Goal of the exercise
Keep only the lines of the data below that contain "name", and copy them.

──────── Dataset entries ────────

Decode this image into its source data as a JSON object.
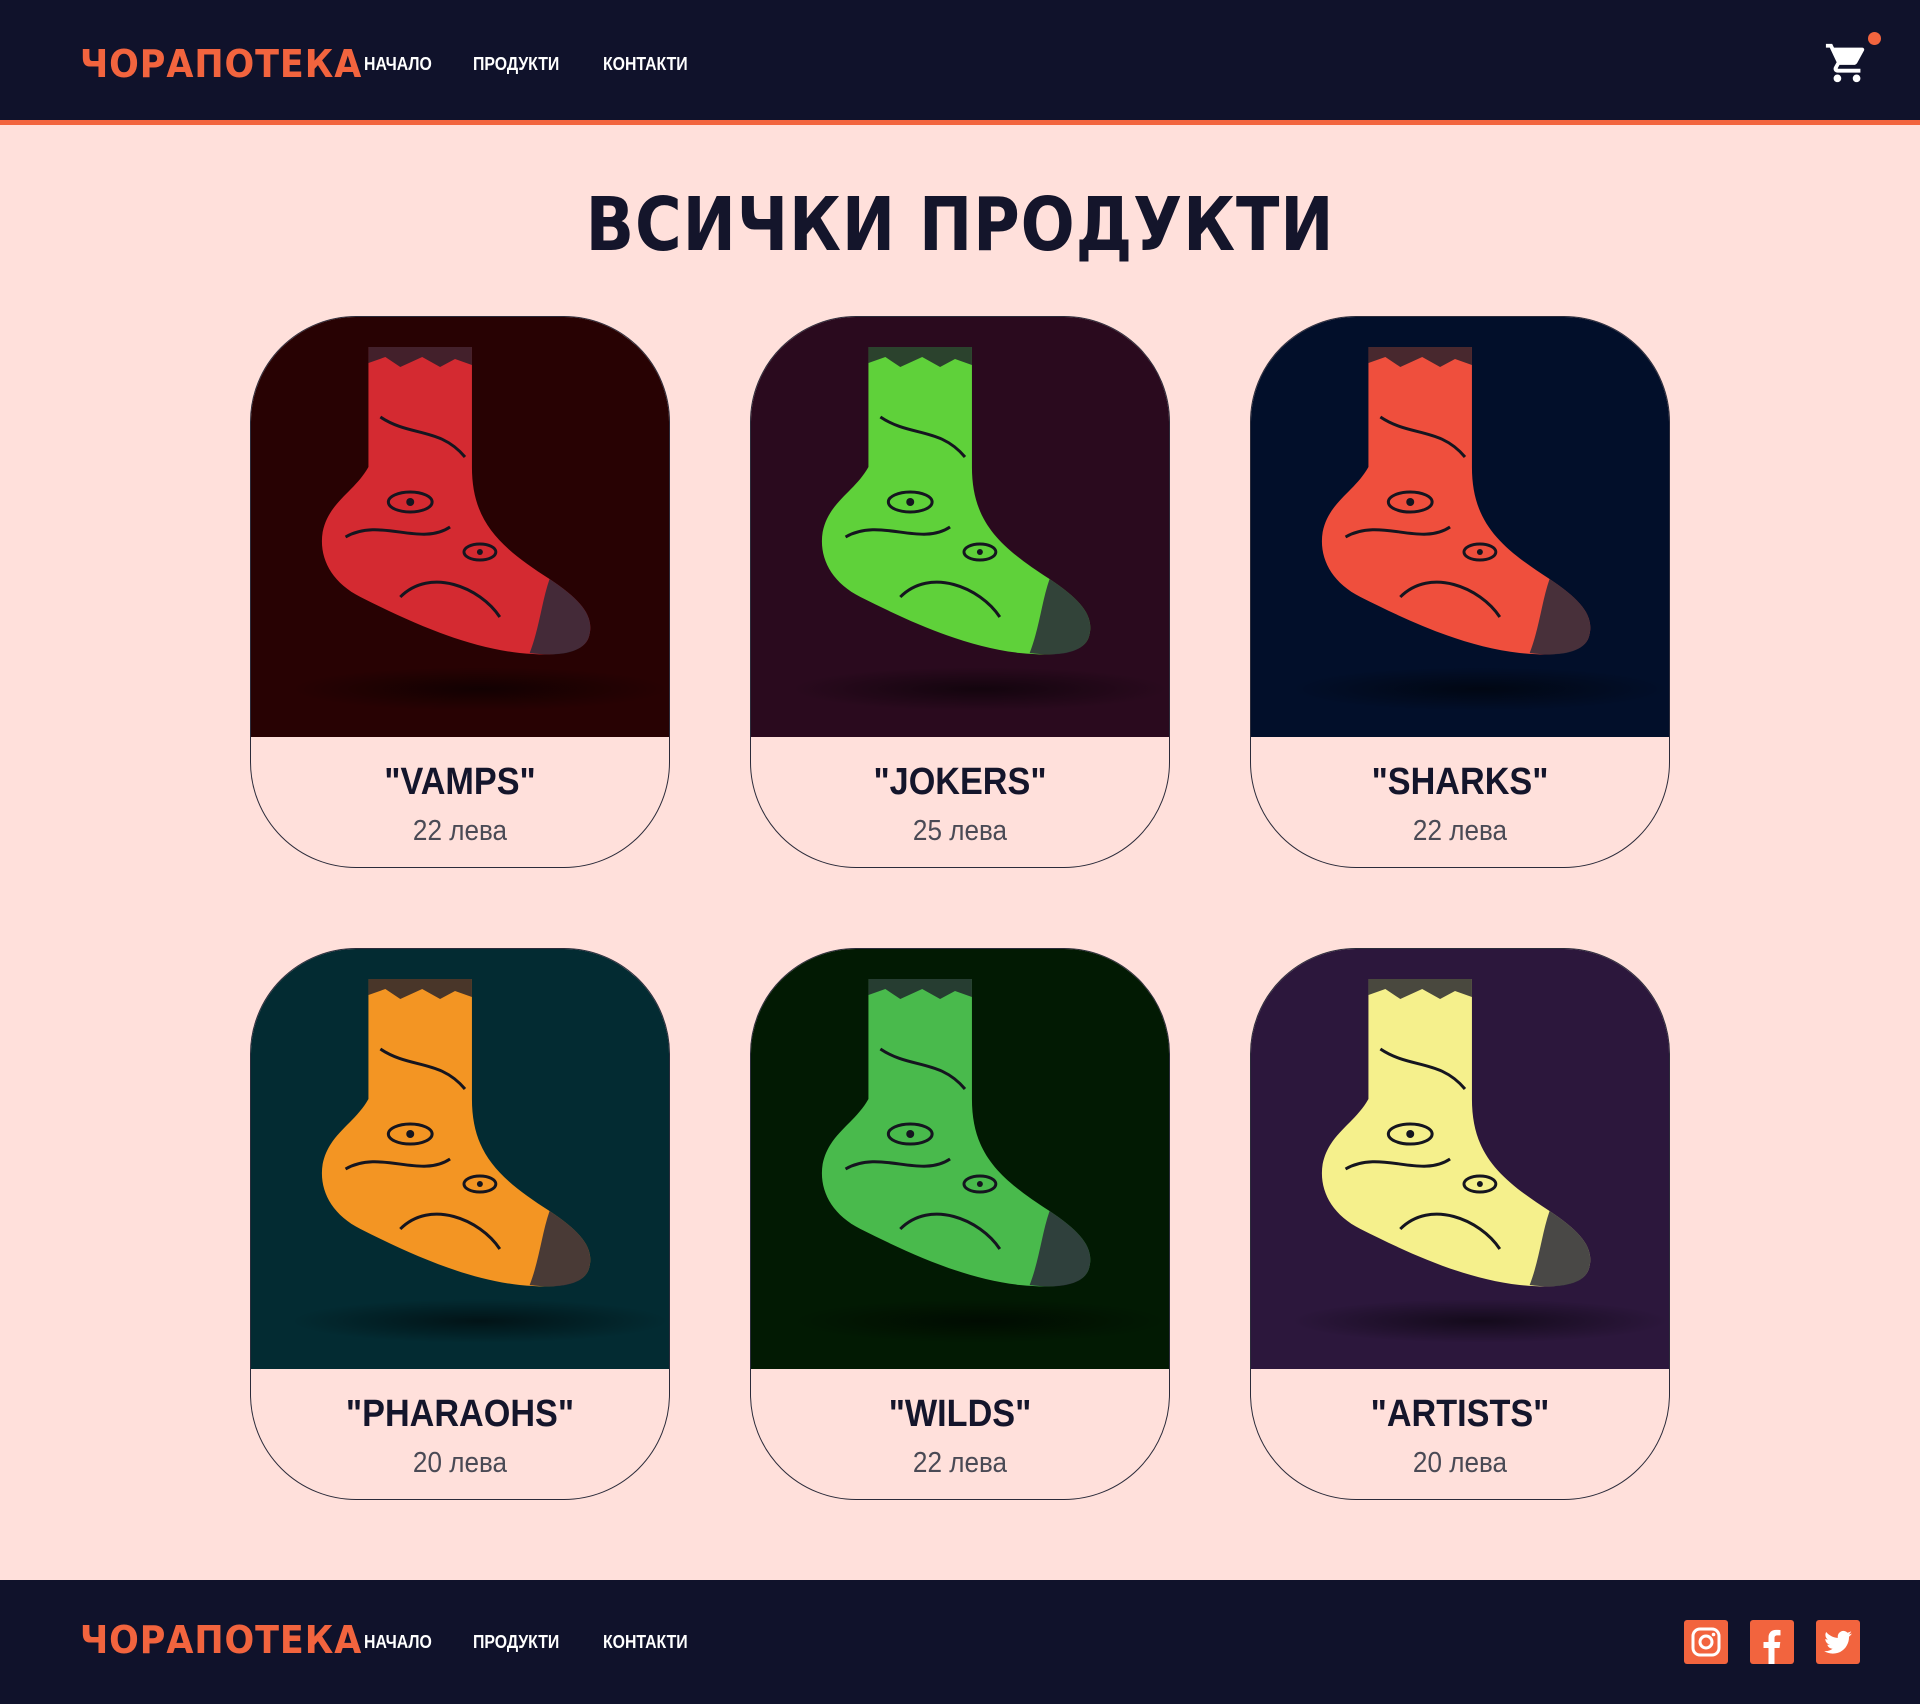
{
  "brand": {
    "logo_text": "ЧОРАПОТЕКА",
    "accent_color": "#f2643e",
    "dark_color": "#10122b",
    "bg_color": "#ffe0db"
  },
  "header": {
    "nav": [
      {
        "label": "НАЧАЛО"
      },
      {
        "label": "ПРОДУКТИ"
      },
      {
        "label": "КОНТАКТИ"
      }
    ],
    "cart_icon": "shopping-cart-icon"
  },
  "main": {
    "title": "ВСИЧКИ ПРОДУКТИ",
    "products": [
      {
        "name": "\"VAMPS\"",
        "price": "22 лева",
        "sock_color": "#d42a31",
        "bg_color": "#280203"
      },
      {
        "name": "\"JOKERS\"",
        "price": "25 лева",
        "sock_color": "#5fd13a",
        "bg_color": "#2a0a1e"
      },
      {
        "name": "\"SHARKS\"",
        "price": "22 лева",
        "sock_color": "#ef4f3d",
        "bg_color": "#020f2a"
      },
      {
        "name": "\"PHARAOHS\"",
        "price": "20 лева",
        "sock_color": "#f39523",
        "bg_color": "#032b32"
      },
      {
        "name": "\"WILDS\"",
        "price": "22 лева",
        "sock_color": "#49ba4c",
        "bg_color": "#021a03"
      },
      {
        "name": "\"ARTISTS\"",
        "price": "20 лева",
        "sock_color": "#f5f08c",
        "bg_color": "#2c173c"
      }
    ]
  },
  "footer": {
    "nav": [
      {
        "label": "НАЧАЛО"
      },
      {
        "label": "ПРОДУКТИ"
      },
      {
        "label": "КОНТАКТИ"
      }
    ],
    "social_icons": [
      "instagram-icon",
      "facebook-icon",
      "twitter-icon"
    ]
  }
}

────────

Response for this exercise
        "name": "\"VAMPS\"",
        "name": "\"JOKERS\"",
        "name": "\"SHARKS\"",
        "name": "\"PHARAOHS\"",
        "name": "\"WILDS\"",
        "name": "\"ARTISTS\"",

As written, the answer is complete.